> _DIRECTIONS FOR THIS TASK_: Report every line in the listing below where the string "symbol" shows up.

> _LISTING_:

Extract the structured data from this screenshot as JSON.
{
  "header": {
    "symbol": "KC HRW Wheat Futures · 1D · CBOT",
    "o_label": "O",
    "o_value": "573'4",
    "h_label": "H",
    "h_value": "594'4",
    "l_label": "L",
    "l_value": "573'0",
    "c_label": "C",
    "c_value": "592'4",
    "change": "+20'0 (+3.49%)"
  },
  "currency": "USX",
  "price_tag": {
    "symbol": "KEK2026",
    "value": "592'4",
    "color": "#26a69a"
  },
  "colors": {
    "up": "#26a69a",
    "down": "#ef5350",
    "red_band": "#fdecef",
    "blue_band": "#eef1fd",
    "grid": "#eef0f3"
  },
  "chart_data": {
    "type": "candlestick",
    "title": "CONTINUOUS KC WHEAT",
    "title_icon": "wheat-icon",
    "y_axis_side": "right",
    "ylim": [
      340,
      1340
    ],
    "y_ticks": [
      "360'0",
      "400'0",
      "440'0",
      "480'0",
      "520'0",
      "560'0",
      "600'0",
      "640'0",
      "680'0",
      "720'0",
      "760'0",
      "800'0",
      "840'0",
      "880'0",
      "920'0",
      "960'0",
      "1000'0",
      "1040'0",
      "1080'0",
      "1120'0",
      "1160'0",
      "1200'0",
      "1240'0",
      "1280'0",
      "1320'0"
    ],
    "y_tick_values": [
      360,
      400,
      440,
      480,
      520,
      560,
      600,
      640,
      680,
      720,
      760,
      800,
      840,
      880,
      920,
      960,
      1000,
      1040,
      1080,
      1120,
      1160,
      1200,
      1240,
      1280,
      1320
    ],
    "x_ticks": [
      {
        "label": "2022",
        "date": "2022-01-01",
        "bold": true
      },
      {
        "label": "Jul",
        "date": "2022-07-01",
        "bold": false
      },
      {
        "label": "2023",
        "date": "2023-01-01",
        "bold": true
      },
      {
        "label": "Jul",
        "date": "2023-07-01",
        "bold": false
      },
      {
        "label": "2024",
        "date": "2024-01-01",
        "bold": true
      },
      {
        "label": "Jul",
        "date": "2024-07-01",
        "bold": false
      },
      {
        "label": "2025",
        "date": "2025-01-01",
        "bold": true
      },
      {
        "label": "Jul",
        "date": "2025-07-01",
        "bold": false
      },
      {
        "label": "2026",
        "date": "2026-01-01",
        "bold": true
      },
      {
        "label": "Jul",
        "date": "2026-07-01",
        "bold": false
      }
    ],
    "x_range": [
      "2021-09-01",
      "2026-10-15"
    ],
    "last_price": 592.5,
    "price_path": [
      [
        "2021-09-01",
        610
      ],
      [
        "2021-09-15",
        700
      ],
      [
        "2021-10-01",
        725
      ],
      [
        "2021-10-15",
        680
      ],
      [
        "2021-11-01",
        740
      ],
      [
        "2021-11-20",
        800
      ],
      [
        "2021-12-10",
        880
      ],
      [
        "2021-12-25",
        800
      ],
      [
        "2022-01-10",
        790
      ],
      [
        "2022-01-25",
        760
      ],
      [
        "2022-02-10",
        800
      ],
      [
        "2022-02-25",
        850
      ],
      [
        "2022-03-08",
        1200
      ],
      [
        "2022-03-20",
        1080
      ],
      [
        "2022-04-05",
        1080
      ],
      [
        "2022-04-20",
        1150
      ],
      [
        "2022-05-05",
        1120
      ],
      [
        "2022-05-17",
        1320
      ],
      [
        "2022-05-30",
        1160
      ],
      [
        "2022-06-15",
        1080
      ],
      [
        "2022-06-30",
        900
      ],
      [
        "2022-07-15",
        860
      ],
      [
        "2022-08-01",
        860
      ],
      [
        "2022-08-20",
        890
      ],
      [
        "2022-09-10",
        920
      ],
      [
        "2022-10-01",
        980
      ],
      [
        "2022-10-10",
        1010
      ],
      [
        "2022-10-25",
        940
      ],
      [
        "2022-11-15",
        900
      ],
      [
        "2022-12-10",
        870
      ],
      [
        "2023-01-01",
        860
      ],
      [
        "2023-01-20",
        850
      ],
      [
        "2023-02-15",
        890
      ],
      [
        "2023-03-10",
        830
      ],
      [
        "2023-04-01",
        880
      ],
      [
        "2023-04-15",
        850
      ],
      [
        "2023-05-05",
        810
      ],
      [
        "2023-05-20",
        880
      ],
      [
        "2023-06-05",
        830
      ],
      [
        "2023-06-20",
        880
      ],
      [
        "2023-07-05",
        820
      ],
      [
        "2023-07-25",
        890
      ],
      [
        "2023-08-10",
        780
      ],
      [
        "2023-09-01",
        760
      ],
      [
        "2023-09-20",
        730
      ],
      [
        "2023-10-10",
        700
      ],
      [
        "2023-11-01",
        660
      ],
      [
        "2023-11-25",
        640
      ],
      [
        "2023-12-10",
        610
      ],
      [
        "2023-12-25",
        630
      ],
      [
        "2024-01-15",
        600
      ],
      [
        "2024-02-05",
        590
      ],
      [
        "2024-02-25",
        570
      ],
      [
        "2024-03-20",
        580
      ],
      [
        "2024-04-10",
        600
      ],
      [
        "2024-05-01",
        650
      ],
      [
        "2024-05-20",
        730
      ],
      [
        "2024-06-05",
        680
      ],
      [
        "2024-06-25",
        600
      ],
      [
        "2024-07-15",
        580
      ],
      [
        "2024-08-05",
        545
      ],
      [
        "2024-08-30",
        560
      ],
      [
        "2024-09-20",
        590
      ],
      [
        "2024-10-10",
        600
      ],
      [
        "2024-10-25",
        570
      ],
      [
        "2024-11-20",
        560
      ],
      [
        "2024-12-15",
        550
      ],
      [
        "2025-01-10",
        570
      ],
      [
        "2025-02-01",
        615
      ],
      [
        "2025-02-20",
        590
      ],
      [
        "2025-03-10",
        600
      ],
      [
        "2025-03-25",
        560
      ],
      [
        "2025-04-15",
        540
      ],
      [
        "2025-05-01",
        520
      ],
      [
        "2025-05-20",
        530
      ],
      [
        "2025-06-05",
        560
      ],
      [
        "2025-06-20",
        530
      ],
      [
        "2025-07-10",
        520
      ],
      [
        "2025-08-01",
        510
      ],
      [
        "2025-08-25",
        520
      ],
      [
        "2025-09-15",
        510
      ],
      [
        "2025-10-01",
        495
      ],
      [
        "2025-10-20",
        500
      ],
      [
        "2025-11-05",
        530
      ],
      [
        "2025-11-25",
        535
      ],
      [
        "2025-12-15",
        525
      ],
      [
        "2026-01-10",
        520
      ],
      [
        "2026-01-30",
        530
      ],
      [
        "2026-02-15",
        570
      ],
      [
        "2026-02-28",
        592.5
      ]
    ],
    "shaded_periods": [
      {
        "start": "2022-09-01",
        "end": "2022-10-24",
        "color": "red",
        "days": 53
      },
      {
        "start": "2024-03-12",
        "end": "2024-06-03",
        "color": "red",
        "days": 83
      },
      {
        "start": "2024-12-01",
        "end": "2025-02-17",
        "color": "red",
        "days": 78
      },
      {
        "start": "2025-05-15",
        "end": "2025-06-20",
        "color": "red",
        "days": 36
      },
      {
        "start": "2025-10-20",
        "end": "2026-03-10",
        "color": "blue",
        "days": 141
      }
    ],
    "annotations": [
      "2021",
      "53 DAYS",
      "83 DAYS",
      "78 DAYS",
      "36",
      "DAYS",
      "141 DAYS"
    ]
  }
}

> _CORRECT RESPONSE_:
    "symbol": "KC HRW Wheat Futures · 1D · CBOT",
    "symbol": "KEK2026",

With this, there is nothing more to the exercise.